* What to work on:
Begin with the line that contains "Convert this document image to plain text." and transcribe each line after it, up to and including the last line of the listing below.

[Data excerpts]
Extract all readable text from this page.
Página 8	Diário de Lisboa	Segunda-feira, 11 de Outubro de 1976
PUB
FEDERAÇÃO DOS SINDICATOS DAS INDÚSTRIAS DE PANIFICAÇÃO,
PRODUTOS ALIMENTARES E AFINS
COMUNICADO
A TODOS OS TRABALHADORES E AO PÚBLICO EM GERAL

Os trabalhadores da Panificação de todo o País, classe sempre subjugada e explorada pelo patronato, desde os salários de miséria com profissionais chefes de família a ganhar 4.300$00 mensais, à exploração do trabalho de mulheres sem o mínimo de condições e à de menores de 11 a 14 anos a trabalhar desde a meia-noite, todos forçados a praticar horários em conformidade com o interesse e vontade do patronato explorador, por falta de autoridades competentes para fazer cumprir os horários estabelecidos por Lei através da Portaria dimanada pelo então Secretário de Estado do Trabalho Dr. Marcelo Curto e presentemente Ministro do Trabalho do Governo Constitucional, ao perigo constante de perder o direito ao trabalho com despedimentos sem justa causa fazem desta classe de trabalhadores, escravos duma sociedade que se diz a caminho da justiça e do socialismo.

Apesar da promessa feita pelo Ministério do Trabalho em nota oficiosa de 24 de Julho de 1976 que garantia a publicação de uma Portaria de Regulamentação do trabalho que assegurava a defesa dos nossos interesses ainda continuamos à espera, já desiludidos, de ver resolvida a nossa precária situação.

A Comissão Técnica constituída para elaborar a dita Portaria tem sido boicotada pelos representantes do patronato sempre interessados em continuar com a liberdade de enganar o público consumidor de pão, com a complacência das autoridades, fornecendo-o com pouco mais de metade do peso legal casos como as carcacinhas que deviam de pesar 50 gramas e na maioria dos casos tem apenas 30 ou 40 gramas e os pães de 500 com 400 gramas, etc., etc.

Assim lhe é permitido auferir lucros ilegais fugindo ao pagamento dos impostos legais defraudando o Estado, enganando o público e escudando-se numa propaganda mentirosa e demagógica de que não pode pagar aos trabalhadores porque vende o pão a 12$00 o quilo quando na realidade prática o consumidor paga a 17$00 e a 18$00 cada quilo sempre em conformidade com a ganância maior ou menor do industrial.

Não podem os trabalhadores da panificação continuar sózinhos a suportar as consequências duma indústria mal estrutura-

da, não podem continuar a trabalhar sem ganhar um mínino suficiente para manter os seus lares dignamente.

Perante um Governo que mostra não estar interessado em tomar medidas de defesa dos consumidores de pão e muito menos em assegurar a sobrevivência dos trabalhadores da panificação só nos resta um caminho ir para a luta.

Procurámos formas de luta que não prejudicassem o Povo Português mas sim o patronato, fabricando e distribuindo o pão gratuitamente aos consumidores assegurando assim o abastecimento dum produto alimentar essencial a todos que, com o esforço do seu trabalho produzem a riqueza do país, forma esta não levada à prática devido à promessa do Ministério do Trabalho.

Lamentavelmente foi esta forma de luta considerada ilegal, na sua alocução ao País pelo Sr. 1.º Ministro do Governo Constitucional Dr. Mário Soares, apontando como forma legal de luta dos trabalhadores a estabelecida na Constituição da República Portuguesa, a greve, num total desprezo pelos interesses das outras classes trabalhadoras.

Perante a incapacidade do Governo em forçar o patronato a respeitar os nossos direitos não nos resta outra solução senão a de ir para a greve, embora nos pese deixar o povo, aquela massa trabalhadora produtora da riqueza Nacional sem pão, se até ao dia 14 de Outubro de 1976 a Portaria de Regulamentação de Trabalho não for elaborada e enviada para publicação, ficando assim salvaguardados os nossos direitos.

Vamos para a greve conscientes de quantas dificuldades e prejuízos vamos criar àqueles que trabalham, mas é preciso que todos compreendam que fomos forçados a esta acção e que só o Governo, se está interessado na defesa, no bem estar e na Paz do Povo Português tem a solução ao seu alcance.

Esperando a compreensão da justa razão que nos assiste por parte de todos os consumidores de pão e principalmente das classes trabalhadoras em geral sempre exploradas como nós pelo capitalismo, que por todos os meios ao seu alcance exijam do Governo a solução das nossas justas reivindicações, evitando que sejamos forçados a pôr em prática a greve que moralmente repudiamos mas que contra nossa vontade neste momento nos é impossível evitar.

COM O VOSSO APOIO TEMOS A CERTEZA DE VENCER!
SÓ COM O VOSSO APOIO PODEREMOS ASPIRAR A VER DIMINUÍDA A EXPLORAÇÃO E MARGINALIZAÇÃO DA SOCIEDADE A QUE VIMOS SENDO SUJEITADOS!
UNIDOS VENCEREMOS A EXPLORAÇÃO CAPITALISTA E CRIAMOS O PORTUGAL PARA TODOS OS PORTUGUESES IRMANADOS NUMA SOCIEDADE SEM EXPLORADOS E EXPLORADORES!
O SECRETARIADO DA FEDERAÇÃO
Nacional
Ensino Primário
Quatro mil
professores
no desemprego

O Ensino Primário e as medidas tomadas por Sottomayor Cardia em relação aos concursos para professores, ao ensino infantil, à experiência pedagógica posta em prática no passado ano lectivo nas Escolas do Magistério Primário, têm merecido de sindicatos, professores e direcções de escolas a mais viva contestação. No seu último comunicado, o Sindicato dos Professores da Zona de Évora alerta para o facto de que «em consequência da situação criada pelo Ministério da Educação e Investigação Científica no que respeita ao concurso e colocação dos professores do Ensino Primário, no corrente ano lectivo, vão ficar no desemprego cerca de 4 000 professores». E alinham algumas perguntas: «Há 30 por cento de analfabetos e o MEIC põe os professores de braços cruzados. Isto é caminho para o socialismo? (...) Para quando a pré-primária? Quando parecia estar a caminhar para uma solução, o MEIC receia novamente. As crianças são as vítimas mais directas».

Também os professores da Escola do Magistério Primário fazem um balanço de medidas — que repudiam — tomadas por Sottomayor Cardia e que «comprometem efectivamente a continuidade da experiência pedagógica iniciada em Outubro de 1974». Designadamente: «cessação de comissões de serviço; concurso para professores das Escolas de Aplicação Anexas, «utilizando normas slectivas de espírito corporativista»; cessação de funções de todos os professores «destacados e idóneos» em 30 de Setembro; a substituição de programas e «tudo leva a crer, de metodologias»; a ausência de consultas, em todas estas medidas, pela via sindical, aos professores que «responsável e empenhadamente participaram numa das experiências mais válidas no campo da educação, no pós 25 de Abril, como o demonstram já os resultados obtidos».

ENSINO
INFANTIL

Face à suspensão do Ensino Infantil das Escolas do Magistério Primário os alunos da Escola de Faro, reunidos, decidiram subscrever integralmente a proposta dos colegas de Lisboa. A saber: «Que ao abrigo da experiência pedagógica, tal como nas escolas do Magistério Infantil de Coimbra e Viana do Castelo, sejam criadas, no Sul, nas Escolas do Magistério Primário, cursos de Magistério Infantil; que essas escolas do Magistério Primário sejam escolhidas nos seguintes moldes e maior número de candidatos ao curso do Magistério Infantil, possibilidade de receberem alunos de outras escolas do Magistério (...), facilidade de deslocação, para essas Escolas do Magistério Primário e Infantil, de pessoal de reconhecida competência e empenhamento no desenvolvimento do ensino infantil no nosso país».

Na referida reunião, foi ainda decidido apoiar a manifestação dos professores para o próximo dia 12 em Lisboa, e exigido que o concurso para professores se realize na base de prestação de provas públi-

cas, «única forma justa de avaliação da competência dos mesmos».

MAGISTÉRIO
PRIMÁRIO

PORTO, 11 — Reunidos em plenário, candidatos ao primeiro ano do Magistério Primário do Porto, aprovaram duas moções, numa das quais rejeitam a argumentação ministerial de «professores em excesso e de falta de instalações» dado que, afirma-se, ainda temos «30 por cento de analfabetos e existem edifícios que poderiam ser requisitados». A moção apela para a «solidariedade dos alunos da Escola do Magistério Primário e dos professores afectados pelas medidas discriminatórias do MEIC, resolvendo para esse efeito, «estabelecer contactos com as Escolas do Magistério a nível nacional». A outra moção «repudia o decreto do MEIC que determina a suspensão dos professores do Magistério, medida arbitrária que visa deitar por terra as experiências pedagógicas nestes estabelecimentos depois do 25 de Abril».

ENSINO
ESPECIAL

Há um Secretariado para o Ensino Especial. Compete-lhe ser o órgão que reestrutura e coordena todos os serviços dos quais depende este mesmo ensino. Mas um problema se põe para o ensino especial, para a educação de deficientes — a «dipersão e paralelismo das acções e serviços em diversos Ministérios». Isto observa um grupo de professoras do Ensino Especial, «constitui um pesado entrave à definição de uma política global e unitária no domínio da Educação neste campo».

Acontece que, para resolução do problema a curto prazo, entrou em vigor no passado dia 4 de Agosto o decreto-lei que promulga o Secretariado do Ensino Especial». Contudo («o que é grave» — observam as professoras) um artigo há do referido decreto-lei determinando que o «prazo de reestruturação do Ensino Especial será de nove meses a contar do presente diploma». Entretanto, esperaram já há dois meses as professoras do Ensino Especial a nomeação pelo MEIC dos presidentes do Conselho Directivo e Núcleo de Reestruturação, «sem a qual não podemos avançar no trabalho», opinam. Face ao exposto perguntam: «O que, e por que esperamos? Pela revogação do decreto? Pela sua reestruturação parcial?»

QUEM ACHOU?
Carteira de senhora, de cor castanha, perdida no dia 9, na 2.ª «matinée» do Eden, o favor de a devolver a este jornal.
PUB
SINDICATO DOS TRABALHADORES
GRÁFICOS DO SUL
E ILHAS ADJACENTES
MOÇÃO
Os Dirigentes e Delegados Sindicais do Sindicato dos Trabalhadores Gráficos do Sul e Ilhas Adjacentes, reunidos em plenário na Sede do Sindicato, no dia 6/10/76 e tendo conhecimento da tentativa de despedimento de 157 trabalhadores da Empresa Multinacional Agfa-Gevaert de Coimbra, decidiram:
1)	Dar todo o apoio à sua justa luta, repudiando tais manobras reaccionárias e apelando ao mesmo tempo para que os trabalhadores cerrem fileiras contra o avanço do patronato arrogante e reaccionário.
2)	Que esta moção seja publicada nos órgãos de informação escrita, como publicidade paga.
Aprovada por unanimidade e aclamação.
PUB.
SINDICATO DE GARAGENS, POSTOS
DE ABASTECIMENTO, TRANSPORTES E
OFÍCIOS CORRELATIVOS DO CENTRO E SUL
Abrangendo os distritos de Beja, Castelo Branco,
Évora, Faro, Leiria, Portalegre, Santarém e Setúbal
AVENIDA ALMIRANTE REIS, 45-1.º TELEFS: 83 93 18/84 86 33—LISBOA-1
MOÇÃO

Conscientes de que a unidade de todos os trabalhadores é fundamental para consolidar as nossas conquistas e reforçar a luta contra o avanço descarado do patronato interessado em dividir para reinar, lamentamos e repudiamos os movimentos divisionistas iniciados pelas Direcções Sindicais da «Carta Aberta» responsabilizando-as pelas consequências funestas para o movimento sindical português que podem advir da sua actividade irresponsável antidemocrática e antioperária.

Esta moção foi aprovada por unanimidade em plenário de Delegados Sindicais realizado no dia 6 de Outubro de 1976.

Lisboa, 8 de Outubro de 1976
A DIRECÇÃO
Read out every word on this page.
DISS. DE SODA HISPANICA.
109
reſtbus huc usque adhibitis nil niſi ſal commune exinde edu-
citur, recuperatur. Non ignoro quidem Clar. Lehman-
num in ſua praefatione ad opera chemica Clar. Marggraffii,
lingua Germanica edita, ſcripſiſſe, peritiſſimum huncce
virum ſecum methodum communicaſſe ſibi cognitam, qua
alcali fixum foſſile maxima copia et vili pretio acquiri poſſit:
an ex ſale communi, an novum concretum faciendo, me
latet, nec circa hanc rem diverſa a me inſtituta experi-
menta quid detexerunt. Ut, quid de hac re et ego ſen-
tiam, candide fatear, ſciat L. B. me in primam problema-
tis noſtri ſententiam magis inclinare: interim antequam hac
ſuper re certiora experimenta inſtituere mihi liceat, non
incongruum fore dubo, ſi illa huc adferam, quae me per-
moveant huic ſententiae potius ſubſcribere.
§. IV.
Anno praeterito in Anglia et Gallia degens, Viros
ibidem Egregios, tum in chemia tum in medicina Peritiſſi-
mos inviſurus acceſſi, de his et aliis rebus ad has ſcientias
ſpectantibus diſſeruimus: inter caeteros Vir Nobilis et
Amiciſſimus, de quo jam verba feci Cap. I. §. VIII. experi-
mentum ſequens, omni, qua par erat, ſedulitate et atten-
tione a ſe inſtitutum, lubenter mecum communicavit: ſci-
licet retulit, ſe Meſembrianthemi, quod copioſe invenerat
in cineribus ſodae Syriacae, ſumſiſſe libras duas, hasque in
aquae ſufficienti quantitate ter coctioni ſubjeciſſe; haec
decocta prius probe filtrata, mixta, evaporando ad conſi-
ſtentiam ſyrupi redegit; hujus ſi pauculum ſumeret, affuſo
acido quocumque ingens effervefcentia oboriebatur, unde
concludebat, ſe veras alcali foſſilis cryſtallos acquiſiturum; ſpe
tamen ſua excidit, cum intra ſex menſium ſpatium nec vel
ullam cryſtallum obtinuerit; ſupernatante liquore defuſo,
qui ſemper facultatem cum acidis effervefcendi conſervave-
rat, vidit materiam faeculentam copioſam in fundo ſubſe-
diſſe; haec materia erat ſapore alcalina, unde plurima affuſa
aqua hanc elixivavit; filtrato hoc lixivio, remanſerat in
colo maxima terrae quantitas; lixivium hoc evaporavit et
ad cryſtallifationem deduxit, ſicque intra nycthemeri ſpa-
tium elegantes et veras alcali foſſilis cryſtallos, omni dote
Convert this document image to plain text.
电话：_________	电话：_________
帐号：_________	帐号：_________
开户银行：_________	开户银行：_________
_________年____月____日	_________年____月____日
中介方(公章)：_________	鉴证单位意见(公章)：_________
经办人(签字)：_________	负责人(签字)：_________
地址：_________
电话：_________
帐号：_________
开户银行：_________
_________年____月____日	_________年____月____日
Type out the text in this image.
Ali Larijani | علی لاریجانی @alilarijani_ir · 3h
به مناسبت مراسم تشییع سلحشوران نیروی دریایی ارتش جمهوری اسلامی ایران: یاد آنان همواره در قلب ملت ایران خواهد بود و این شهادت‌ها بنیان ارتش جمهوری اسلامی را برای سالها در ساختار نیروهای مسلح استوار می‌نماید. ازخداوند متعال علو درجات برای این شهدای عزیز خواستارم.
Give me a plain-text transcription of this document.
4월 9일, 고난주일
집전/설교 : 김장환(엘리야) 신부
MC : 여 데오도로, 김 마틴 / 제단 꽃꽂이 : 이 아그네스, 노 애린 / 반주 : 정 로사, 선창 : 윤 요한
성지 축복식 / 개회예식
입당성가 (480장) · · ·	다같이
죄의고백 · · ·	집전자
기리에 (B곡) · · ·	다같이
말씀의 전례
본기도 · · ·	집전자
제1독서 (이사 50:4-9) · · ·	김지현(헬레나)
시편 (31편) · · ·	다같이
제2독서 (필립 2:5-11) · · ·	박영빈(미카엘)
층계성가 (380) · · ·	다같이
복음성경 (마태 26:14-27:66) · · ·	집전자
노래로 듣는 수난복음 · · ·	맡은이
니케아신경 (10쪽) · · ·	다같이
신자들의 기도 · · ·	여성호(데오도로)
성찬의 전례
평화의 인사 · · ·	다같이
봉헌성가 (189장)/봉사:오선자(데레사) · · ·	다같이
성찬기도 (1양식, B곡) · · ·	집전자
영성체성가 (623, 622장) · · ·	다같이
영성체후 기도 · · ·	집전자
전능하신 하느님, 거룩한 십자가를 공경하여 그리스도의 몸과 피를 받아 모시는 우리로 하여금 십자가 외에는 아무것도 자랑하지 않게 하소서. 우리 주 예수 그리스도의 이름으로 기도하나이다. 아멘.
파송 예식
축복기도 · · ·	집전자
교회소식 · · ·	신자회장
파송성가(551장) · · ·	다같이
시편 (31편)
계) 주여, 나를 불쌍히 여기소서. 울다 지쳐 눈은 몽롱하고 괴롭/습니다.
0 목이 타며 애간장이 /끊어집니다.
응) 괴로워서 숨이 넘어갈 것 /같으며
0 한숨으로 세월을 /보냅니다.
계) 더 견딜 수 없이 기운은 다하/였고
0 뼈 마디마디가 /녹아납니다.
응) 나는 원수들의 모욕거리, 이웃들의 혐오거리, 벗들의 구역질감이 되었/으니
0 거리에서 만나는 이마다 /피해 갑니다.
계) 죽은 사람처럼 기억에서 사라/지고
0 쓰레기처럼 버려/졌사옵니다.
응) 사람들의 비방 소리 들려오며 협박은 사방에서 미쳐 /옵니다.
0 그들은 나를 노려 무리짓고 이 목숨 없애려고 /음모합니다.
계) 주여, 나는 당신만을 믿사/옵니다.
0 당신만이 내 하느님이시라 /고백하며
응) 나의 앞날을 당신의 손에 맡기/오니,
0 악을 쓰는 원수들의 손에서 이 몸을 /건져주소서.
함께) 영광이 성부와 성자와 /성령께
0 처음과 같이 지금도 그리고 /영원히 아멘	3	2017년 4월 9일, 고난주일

* Finished task:
Convert this document image to plain text.
电话：_________	电话：_________
帐号：_________	帐号：_________
开户银行：_________	开户银行：_________
_________年____月____日	_________年____月____日
中介方(公章)：_________	鉴证单位意见(公章)：_________
经办人(签字)：_________	负责人(签字)：_________
地址：_________
电话：_________
帐号：_________
开户银行：_________
_________年____月____日	_________年____月____日
Type out the text in this image.
Ali Larijani | علی لاریجانی @alilarijani_ir · 3h
به مناسبت مراسم تشییع سلحشوران نیروی دریایی ارتش جمهوری اسلامی ایران: یاد آنان همواره در قلب ملت ایران خواهد بود و این شهادت‌ها بنیان ارتش جمهوری اسلامی را برای سالها در ساختار نیروهای مسلح استوار می‌نماید. ازخداوند متعال علو درجات برای این شهدای عزیز خواستارم.
Give me a plain-text transcription of this document.
4월 9일, 고난주일
집전/설교 : 김장환(엘리야) 신부
MC : 여 데오도로, 김 마틴 / 제단 꽃꽂이 : 이 아그네스, 노 애린 / 반주 : 정 로사, 선창 : 윤 요한
성지 축복식 / 개회예식
입당성가 (480장) · · ·	다같이
죄의고백 · · ·	집전자
기리에 (B곡) · · ·	다같이
말씀의 전례
본기도 · · ·	집전자
제1독서 (이사 50:4-9) · · ·	김지현(헬레나)
시편 (31편) · · ·	다같이
제2독서 (필립 2:5-11) · · ·	박영빈(미카엘)
층계성가 (380) · · ·	다같이
복음성경 (마태 26:14-27:66) · · ·	집전자
노래로 듣는 수난복음 · · ·	맡은이
니케아신경 (10쪽) · · ·	다같이
신자들의 기도 · · ·	여성호(데오도로)
성찬의 전례
평화의 인사 · · ·	다같이
봉헌성가 (189장)/봉사:오선자(데레사) · · ·	다같이
성찬기도 (1양식, B곡) · · ·	집전자
영성체성가 (623, 622장) · · ·	다같이
영성체후 기도 · · ·	집전자
전능하신 하느님, 거룩한 십자가를 공경하여 그리스도의 몸과 피를 받아 모시는 우리로 하여금 십자가 외에는 아무것도 자랑하지 않게 하소서. 우리 주 예수 그리스도의 이름으로 기도하나이다. 아멘.
파송 예식
축복기도 · · ·	집전자
교회소식 · · ·	신자회장
파송성가(551장) · · ·	다같이
시편 (31편)
계) 주여, 나를 불쌍히 여기소서. 울다 지쳐 눈은 몽롱하고 괴롭/습니다.
0 목이 타며 애간장이 /끊어집니다.
응) 괴로워서 숨이 넘어갈 것 /같으며
0 한숨으로 세월을 /보냅니다.
계) 더 견딜 수 없이 기운은 다하/였고
0 뼈 마디마디가 /녹아납니다.
응) 나는 원수들의 모욕거리, 이웃들의 혐오거리, 벗들의 구역질감이 되었/으니
0 거리에서 만나는 이마다 /피해 갑니다.
계) 죽은 사람처럼 기억에서 사라/지고
0 쓰레기처럼 버려/졌사옵니다.
응) 사람들의 비방 소리 들려오며 협박은 사방에서 미쳐 /옵니다.
0 그들은 나를 노려 무리짓고 이 목숨 없애려고 /음모합니다.
계) 주여, 나는 당신만을 믿사/옵니다.
0 당신만이 내 하느님이시라 /고백하며
응) 나의 앞날을 당신의 손에 맡기/오니,
0 악을 쓰는 원수들의 손에서 이 몸을 /건져주소서.
함께) 영광이 성부와 성자와 /성령께
0 처음과 같이 지금도 그리고 /영원히 아멘	3	2017년 4월 9일, 고난주일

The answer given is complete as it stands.